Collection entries
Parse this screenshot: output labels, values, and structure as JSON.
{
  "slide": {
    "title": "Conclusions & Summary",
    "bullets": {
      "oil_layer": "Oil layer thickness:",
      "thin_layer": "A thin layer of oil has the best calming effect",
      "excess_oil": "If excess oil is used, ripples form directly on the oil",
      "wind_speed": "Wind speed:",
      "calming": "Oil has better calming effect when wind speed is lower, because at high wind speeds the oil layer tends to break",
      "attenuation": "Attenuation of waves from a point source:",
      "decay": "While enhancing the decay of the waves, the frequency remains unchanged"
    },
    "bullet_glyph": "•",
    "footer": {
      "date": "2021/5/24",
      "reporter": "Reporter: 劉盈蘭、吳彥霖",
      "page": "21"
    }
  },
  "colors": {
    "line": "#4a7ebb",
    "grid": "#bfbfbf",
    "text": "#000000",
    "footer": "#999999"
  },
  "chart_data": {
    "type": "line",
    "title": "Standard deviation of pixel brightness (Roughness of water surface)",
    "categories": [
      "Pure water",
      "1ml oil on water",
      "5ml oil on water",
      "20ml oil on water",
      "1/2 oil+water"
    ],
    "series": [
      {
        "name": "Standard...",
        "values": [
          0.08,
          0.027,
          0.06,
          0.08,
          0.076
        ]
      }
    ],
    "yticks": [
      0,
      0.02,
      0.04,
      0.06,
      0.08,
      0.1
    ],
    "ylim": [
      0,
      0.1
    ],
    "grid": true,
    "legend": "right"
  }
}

**To do**
Repeat the data in its entirety, character for character.

**Exercise answer**
Parse this screenshot: output labels, values, and structure as JSON.
{
  "slide": {
    "title": "Conclusions & Summary",
    "bullets": {
      "oil_layer": "Oil layer thickness:",
      "thin_layer": "A thin layer of oil has the best calming effect",
      "excess_oil": "If excess oil is used, ripples form directly on the oil",
      "wind_speed": "Wind speed:",
      "calming": "Oil has better calming effect when wind speed is lower, because at high wind speeds the oil layer tends to break",
      "attenuation": "Attenuation of waves from a point source:",
      "decay": "While enhancing the decay of the waves, the frequency remains unchanged"
    },
    "bullet_glyph": "•",
    "footer": {
      "date": "2021/5/24",
      "reporter": "Reporter: 劉盈蘭、吳彥霖",
      "page": "21"
    }
  },
  "colors": {
    "line": "#4a7ebb",
    "grid": "#bfbfbf",
    "text": "#000000",
    "footer": "#999999"
  },
  "chart_data": {
    "type": "line",
    "title": "Standard deviation of pixel brightness (Roughness of water surface)",
    "categories": [
      "Pure water",
      "1ml oil on water",
      "5ml oil on water",
      "20ml oil on water",
      "1/2 oil+water"
    ],
    "series": [
      {
        "name": "Standard...",
        "values": [
          0.08,
          0.027,
          0.06,
          0.08,
          0.076
        ]
      }
    ],
    "yticks": [
      0,
      0.02,
      0.04,
      0.06,
      0.08,
      0.1
    ],
    "ylim": [
      0,
      0.1
    ],
    "grid": true,
    "legend": "right"
  }
}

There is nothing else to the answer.